**Required task:** Your task is to copy each line that has the word "心理咨询来访者登记表".

**Source records:**
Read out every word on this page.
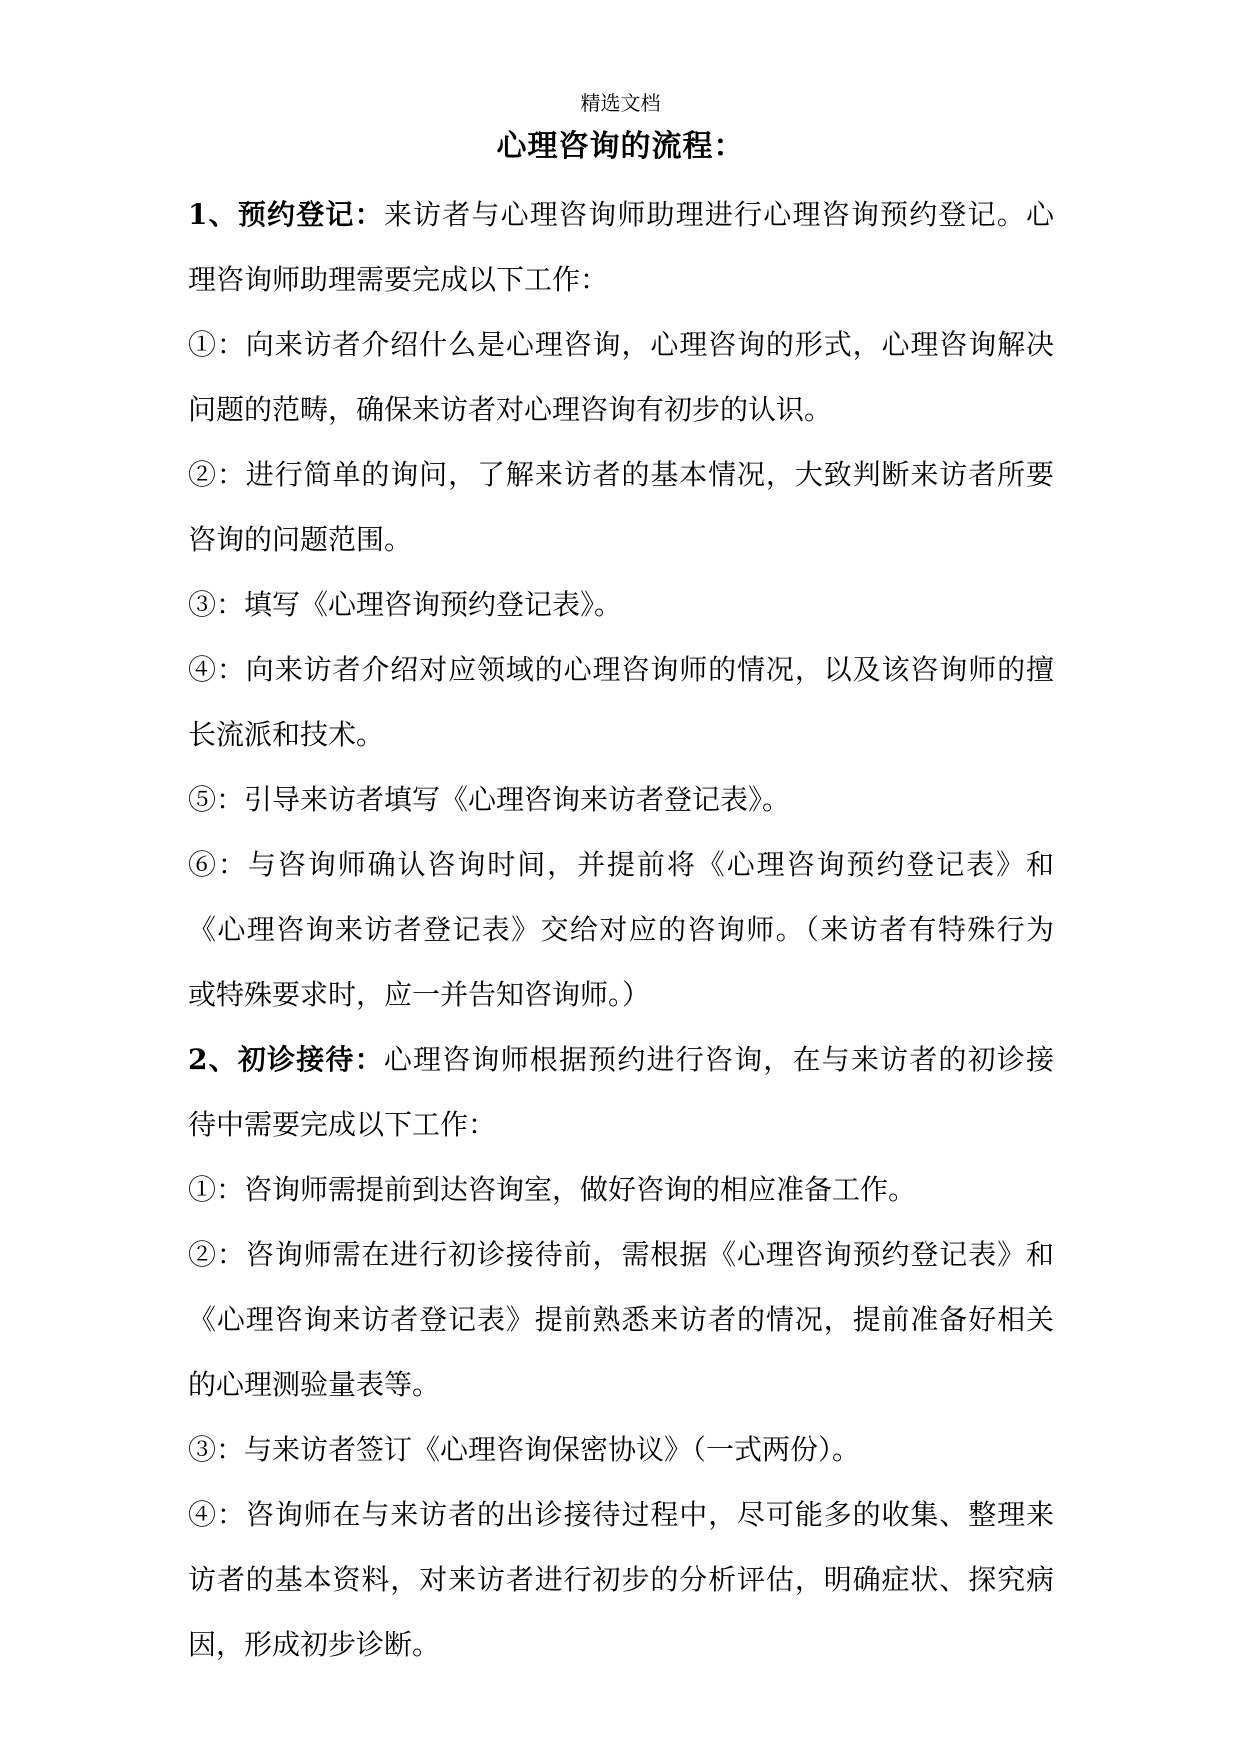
精选文档
心理咨询的流程：
1、预约登记：来访者与心理咨询师助理进行心理咨询预约登记。心
理咨询师助理需要完成以下工作：
①：向来访者介绍什么是心理咨询，心理咨询的形式，心理咨询解决
问题的范畴，确保来访者对心理咨询有初步的认识。
②：进行简单的询问，了解来访者的基本情况，大致判断来访者所要
咨询的问题范围。
③：填写《心理咨询预约登记表》。
④：向来访者介绍对应领域的心理咨询师的情况，以及该咨询师的擅
长流派和技术。
⑤：引导来访者填写《心理咨询来访者登记表》。
⑥：与咨询师确认咨询时间，并提前将《心理咨询预约登记表》和
《心理咨询来访者登记表》交给对应的咨询师。（来访者有特殊行为
或特殊要求时，应一并告知咨询师。）
2、初诊接待：心理咨询师根据预约进行咨询，在与来访者的初诊接
待中需要完成以下工作：
①：咨询师需提前到达咨询室，做好咨询的相应准备工作。
②：咨询师需在进行初诊接待前，需根据《心理咨询预约登记表》和
《心理咨询来访者登记表》提前熟悉来访者的情况，提前准备好相关
的心理测验量表等。
③：与来访者签订《心理咨询保密协议》（一式两份）。
④：咨询师在与来访者的出诊接待过程中，尽可能多的收集、整理来
访者的基本资料，对来访者进行初步的分析评估，明确症状、探究病
因，形成初步诊断。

**Exercise solution:**
⑤：引导来访者填写《心理咨询来访者登记表》。
《心理咨询来访者登记表》交给对应的咨询师。（来访者有特殊行为
《心理咨询来访者登记表》提前熟悉来访者的情况，提前准备好相关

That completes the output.